----- Exercise material

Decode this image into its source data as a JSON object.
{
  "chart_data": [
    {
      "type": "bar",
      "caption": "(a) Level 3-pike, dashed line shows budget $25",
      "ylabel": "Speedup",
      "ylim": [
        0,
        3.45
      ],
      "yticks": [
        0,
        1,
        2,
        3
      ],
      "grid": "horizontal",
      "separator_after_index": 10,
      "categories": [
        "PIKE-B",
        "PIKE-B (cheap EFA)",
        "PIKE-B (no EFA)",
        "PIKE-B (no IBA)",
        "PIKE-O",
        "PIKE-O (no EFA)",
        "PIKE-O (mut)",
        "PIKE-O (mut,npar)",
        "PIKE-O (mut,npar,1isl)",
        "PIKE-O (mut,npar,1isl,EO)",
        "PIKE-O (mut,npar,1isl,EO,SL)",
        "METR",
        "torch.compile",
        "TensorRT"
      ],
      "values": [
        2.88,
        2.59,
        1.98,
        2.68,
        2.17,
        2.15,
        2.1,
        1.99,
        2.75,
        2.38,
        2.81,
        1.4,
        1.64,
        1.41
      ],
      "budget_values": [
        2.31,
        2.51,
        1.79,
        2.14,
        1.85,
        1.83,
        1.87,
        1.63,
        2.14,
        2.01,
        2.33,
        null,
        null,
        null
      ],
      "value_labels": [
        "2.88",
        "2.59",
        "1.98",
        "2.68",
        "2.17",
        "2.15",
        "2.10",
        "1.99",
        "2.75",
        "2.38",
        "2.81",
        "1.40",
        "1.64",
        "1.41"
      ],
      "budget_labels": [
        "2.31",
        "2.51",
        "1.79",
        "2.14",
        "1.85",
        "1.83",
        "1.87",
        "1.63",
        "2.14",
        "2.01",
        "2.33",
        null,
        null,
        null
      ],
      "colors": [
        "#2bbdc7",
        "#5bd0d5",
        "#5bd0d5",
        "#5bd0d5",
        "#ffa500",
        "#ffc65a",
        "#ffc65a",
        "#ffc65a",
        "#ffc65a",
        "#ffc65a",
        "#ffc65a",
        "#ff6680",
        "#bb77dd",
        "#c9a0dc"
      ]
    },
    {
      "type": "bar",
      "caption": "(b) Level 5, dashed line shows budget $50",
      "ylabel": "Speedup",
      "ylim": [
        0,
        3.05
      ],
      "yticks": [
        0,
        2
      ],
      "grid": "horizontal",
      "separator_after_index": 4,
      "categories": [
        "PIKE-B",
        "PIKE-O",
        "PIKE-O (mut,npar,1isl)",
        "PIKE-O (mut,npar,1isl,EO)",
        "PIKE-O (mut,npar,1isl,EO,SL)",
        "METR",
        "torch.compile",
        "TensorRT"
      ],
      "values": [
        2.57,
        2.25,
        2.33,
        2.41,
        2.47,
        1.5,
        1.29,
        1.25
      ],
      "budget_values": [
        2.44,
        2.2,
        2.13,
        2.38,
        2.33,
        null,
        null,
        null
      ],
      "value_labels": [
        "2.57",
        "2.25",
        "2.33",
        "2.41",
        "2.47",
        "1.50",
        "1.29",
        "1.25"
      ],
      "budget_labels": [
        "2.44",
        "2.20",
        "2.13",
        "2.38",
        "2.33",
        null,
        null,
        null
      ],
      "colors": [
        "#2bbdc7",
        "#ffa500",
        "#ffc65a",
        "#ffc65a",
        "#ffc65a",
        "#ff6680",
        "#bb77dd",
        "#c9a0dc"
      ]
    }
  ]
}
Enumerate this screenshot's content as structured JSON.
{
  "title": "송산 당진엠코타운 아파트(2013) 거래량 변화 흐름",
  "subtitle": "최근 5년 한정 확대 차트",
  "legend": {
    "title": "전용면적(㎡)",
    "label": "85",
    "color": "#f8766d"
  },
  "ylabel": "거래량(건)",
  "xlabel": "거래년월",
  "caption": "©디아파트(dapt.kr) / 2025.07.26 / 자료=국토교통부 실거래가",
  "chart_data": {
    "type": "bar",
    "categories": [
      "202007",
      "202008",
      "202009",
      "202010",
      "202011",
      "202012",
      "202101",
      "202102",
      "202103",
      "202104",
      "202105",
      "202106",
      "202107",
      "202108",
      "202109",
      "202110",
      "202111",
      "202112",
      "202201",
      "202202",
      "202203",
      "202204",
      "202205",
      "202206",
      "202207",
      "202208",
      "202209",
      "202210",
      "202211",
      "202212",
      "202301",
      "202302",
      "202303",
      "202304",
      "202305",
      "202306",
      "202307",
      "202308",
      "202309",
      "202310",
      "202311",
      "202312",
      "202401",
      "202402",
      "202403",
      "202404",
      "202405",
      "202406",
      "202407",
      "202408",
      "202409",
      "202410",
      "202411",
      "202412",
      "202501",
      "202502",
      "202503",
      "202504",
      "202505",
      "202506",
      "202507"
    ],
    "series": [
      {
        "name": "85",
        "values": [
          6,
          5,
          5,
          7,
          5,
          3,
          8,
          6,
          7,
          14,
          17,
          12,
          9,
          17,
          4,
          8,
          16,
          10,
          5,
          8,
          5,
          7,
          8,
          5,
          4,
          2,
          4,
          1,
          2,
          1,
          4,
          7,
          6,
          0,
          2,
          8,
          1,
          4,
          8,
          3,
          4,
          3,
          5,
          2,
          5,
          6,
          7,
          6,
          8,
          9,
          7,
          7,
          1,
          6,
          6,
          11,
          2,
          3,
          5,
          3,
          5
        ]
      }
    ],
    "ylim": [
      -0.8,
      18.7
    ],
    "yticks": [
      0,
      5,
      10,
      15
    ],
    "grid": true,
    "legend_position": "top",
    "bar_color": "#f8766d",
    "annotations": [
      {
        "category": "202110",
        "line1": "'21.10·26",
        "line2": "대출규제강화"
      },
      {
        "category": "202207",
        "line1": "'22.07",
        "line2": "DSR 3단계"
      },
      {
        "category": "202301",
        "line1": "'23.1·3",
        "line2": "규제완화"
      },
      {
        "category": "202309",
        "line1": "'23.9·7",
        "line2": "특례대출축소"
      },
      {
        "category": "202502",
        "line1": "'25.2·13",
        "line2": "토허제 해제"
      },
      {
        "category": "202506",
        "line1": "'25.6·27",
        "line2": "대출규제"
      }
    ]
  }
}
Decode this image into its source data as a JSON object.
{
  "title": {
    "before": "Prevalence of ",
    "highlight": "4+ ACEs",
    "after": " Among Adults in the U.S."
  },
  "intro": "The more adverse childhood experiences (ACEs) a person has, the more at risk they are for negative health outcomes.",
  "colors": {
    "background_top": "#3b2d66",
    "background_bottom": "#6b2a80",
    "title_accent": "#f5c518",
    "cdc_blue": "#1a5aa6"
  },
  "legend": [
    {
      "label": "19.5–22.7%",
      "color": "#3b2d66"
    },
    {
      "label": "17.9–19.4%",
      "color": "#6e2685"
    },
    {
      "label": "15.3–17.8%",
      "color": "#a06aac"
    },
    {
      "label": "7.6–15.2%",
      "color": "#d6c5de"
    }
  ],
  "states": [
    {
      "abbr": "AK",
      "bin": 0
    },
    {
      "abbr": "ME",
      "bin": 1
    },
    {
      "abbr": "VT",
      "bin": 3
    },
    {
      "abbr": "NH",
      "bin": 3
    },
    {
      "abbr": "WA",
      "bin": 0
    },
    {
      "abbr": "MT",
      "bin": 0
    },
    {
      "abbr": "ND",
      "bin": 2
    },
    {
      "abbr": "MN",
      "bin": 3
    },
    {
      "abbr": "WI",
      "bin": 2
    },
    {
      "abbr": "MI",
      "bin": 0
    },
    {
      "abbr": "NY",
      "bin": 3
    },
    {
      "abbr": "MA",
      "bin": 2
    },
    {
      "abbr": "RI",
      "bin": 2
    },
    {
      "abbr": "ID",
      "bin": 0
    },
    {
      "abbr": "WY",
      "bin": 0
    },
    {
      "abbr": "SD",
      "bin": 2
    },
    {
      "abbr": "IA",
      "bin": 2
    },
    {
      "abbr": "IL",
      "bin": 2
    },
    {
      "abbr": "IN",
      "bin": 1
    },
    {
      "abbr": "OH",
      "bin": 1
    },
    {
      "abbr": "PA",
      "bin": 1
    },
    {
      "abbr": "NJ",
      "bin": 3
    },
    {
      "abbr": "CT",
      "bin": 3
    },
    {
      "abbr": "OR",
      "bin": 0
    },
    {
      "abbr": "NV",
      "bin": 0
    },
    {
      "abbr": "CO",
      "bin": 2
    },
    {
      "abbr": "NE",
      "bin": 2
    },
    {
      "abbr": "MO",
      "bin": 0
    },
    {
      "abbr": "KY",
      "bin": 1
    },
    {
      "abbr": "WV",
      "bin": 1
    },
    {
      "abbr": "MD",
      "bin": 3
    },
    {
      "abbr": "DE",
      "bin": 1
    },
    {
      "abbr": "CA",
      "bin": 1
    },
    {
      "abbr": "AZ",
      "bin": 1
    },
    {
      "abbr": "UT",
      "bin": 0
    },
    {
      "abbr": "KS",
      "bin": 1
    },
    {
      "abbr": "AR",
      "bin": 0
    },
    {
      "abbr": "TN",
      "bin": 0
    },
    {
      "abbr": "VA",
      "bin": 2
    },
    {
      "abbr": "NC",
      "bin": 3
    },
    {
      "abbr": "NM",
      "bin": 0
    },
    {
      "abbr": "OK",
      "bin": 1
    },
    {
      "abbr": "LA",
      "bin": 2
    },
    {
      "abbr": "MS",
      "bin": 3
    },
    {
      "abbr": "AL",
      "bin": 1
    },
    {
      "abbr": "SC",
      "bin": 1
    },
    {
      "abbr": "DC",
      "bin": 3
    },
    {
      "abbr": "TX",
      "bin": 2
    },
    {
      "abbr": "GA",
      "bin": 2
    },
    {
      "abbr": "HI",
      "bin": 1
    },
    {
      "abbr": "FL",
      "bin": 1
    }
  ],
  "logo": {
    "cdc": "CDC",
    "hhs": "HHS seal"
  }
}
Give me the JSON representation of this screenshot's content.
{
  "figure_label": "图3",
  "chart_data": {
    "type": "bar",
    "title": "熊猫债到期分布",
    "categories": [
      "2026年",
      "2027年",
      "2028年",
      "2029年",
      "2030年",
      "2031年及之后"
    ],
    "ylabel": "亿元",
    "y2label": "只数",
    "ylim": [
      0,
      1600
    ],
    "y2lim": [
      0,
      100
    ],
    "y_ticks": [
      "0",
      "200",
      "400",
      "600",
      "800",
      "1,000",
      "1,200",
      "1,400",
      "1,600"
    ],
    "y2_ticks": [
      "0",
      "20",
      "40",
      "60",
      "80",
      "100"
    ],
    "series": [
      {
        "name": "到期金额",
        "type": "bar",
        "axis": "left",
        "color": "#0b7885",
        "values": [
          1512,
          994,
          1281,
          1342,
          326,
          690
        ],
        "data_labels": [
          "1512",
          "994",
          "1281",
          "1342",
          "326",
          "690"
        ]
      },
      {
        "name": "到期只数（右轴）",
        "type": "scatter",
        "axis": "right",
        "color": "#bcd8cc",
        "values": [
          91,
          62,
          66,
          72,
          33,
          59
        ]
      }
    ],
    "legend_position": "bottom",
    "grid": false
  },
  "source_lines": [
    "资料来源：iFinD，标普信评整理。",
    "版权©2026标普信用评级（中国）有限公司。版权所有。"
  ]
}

----------

• _Exercise aim_: Search the preceding listing for "this" and extract every line where it is found.

• _Solution_:
Decode this image into its source data as a JSON object.
Enumerate this screenshot's content as structured JSON.
Decode this image into its source data as a JSON object.
Give me the JSON representation of this screenshot's content.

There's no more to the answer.